• Énoncé A: Reproduisez fidèlement le passage du document source qui commence par « Toutes ces tentatives » et se termine par « grand n'importe quoi. ».
• Énoncé B: Reformulez sous forme de liste le paragraphe du document source qui débute par « Pour visualiser correctement la situation » en conservant ses faits principaux.

• Document source:
.....

Pour minimiser un risque rien de mieux que de montrer au public une courbe quasiment plate afin de « démontrer » qu'aucun changement (et donc aucun dérèglement) n'est en cours ; j'en ai donné de multiples exemples dans mon blog, notamment dans Encore un graphique pour les nuls, par Willis Eschenbach ou Les clones d'Ivar Giaever ou encore dans Quand un manipulateur dénonce la manipulation (mais il y a quelques autres billets sur le sujet de la manipulation)
Toutes ces tentatives ne servent donc qu'à cacher sous le tapis ce qui nous attend, qui est inéluctable et n'est jusqu'à présent pas contesté de manière sérieuse, c'est-à-dire hors de ce que j'appelle la climatoscepticosphère, cette nébuleuse ressemblant à une armée mexicaine dans laquelle on trouve de tout et surtout du grand n'importe quoi.
Pour visualiser correctement la situation, à savoir d'où l'on vient, où nous en sommes et vers quoi nous nous dirigeons, il est indispensable de représenter l'évolution des températures et/ou de la concentration de CO² dans l'atmosphère avec l'échelle adéquate, cela permet de mieux se situer et de savoir à quoi nous attendre (ou plus exactement à quoi notre descendance doit s'attendre) ; « l'échelle adéquate » est celle qui permet de voir les choses, quitte à les amplifier dans une certaine mesure à l'attention de ceux qui ont oublié de mettre leurs lunettes.

.....

• Lignes de données:
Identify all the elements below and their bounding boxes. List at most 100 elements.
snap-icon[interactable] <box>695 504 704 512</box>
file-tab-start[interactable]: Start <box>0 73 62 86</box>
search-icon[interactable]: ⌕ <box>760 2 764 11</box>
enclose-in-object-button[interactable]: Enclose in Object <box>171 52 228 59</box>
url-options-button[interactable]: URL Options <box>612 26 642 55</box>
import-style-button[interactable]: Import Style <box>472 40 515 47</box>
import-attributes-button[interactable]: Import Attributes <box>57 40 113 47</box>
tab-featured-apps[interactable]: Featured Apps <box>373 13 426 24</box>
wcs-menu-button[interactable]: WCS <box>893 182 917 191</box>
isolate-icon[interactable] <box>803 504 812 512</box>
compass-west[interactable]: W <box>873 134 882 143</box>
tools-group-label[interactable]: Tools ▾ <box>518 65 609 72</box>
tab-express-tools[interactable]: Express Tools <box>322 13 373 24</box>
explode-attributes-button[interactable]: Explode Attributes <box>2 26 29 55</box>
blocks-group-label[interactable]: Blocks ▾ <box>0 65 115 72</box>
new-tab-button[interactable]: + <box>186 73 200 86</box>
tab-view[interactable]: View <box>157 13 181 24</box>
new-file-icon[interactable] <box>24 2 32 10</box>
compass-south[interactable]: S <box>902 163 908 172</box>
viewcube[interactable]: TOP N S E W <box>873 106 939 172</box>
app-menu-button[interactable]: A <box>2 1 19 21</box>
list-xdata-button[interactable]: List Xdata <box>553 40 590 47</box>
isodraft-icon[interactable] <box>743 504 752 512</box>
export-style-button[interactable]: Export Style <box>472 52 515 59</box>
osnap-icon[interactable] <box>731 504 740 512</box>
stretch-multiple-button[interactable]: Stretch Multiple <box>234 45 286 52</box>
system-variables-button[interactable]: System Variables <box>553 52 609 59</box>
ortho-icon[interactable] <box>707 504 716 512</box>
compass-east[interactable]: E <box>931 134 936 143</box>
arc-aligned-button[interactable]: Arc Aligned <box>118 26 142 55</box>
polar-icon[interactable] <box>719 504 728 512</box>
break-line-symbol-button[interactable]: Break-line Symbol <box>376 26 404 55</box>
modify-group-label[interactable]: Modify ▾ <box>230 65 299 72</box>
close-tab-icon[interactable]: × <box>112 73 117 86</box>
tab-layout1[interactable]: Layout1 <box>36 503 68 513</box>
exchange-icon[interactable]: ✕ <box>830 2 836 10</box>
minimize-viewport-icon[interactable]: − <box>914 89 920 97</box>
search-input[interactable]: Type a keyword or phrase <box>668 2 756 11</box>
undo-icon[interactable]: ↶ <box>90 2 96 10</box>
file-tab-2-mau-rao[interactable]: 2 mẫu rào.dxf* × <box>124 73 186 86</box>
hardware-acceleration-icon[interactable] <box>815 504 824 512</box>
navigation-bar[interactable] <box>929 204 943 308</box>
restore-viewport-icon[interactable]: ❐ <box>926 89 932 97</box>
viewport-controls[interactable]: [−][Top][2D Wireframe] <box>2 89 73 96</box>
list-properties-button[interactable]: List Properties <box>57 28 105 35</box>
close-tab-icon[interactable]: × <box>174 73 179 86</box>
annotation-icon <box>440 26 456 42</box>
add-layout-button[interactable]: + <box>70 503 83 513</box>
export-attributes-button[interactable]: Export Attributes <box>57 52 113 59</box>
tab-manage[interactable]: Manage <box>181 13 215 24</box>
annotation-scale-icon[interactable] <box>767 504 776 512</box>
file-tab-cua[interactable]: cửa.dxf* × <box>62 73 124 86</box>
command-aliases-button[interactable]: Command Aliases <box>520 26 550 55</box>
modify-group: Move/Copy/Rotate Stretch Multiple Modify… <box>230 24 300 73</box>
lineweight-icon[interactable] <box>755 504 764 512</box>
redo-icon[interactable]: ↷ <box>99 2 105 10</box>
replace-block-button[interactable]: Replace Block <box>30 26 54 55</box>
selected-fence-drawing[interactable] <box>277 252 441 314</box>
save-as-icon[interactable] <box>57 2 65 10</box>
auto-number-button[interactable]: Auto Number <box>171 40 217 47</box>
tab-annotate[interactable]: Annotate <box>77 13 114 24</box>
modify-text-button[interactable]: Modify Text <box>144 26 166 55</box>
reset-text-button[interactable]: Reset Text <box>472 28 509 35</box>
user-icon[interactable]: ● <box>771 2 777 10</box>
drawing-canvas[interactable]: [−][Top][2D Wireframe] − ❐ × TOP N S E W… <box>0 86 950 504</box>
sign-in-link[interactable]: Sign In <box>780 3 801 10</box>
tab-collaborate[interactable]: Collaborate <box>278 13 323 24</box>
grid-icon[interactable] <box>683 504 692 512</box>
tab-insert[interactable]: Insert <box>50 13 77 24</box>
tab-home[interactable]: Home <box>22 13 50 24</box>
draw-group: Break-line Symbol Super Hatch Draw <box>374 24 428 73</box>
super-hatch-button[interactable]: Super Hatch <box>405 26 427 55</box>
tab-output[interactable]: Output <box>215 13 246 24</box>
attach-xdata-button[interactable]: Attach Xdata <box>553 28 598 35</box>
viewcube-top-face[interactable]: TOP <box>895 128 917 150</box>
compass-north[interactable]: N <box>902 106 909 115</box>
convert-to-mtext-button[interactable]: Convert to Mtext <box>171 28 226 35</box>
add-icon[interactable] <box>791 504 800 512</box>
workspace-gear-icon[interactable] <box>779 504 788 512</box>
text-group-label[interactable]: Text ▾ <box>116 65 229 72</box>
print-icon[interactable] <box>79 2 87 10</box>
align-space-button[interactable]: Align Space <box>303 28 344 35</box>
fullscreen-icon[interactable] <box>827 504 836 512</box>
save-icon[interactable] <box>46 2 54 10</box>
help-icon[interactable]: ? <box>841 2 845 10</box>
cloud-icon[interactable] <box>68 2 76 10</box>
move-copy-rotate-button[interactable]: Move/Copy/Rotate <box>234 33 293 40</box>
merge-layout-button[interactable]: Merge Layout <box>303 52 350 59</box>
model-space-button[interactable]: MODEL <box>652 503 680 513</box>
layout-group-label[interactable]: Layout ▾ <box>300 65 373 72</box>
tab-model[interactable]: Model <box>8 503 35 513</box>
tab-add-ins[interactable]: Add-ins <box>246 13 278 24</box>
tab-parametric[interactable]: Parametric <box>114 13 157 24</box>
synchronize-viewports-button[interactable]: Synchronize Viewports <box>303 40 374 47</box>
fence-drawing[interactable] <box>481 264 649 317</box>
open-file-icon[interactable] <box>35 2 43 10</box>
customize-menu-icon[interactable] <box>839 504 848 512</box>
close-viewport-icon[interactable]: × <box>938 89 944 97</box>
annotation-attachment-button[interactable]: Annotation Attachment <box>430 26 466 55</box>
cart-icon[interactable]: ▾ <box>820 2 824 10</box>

.....

• Réponse attendue A:
Toutes ces tentatives ne servent donc qu'à cacher sous le tapis ce qui nous attend, qui est inéluctable et n'est jusqu'à présent pas contesté de manière sérieuse, c'est-à-dire hors de ce que j'appelle la climatoscepticosphère, cette nébuleuse ressemblant à une armée mexicaine dans laquelle on trouve de tout et surtout du grand n'importe quoi.

• Réponse attendue B:
- Pour bien visualiser la situation, c'est-à-dire d'où l'on vient, où l'on en est et vers quoi l'on se dirige, il faut représenter l'évolution des températures et/ou de la concentration de CO² dans l'atmosphère avec l'échelle adéquate.
- Cette représentation permet de mieux se situer et de savoir à quoi s'attendre, ou plus exactement à quoi notre descendance doit s'attendre.
- L'échelle adéquate est celle qui permet de voir les choses, quitte à les amplifier dans une certaine mesure pour ceux qui ont oublié de mettre leurs lunettes.